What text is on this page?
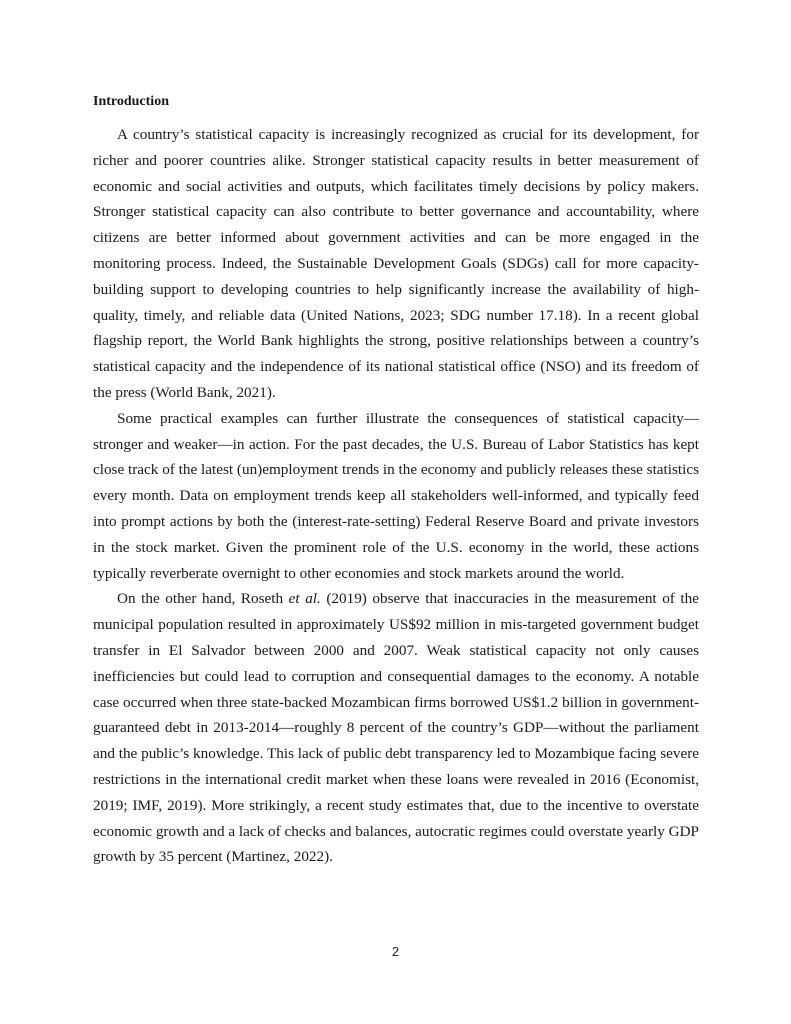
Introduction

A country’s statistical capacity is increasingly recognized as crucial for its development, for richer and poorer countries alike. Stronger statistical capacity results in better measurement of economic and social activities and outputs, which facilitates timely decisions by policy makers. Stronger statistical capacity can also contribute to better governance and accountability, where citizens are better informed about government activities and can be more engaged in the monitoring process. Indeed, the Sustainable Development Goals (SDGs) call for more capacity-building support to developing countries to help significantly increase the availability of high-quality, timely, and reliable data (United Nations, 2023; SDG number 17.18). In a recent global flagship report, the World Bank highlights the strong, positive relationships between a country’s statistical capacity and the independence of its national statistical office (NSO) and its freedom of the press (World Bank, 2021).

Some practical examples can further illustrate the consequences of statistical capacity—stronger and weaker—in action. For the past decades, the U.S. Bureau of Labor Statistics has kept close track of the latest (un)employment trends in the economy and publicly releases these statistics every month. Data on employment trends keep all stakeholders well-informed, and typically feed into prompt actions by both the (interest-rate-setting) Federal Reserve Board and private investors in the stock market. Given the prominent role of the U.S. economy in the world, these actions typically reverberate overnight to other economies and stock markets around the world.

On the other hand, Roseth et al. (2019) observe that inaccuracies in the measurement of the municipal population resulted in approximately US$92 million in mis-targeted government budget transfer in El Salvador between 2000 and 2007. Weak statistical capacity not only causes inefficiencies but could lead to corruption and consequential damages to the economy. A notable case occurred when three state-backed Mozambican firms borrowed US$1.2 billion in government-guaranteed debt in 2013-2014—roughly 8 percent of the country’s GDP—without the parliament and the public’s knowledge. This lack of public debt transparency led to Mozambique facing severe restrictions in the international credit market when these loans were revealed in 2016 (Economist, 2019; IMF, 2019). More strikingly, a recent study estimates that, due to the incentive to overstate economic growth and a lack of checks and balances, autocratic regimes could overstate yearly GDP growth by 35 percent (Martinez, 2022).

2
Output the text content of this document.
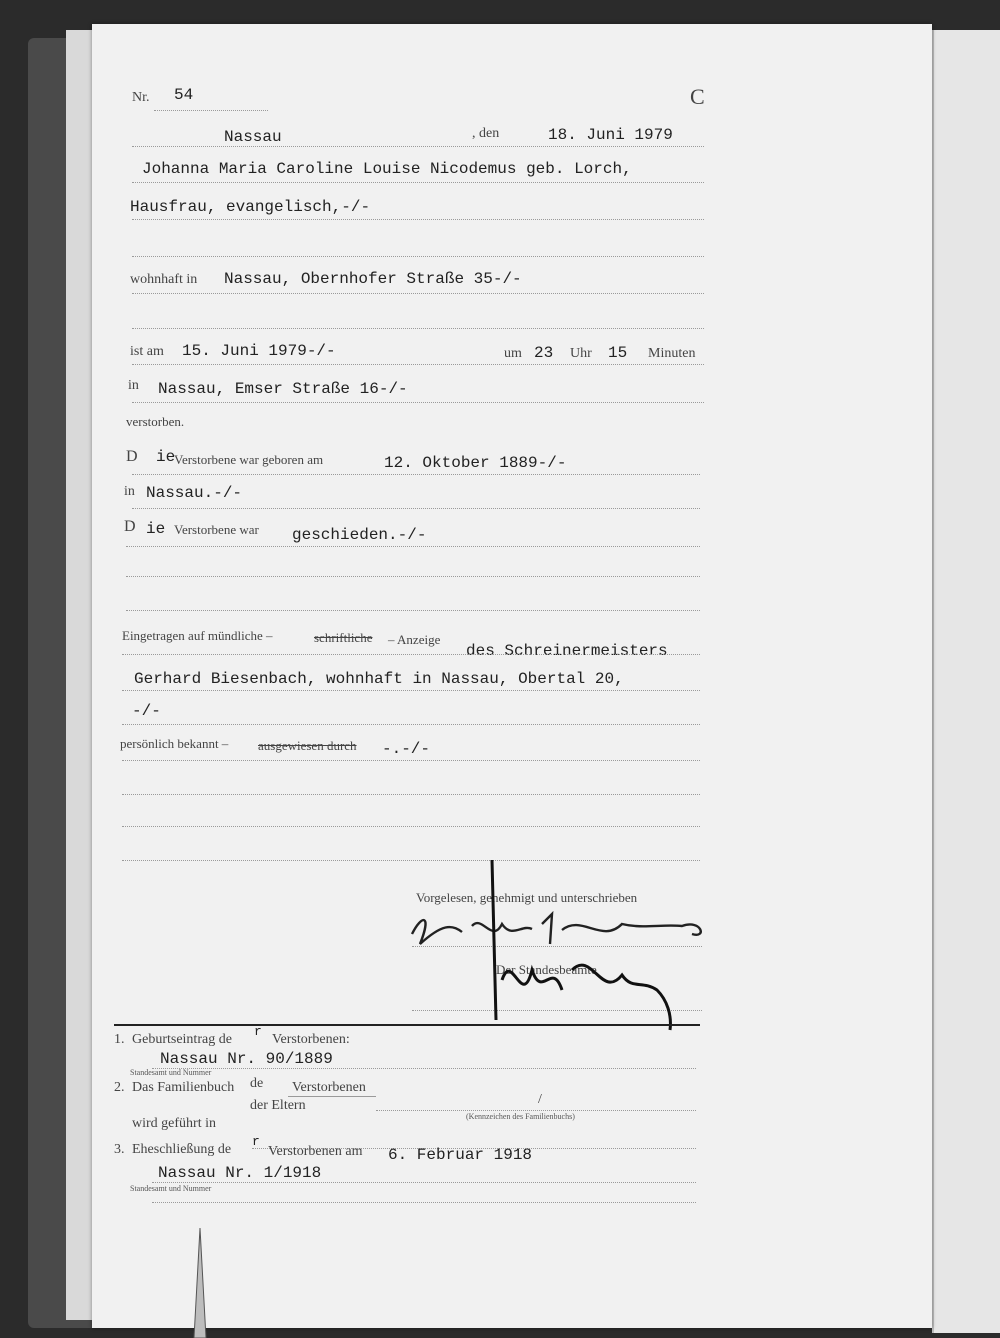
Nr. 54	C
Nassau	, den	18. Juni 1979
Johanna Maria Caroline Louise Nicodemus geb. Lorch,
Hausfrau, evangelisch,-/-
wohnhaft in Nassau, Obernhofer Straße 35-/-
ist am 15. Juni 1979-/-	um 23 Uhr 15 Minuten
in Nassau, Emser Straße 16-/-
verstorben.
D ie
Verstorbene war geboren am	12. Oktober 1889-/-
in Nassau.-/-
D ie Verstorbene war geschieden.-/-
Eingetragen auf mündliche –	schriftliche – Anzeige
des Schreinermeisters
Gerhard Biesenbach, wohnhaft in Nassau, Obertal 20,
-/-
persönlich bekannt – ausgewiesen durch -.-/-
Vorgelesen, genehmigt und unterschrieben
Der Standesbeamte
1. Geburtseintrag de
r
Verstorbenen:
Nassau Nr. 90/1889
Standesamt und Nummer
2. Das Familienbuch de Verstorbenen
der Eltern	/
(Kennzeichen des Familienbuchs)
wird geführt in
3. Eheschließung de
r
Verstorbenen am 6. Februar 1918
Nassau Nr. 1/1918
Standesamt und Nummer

◆ ◆ ◆

# Exercise directions:
Looking at the data above, show all lines where the word "Juni" occurs.

# Reply to the exercise:
Nassau	, den	18. Juni 1979
ist am 15. Juni 1979-/-	um 23 Uhr 15 Minuten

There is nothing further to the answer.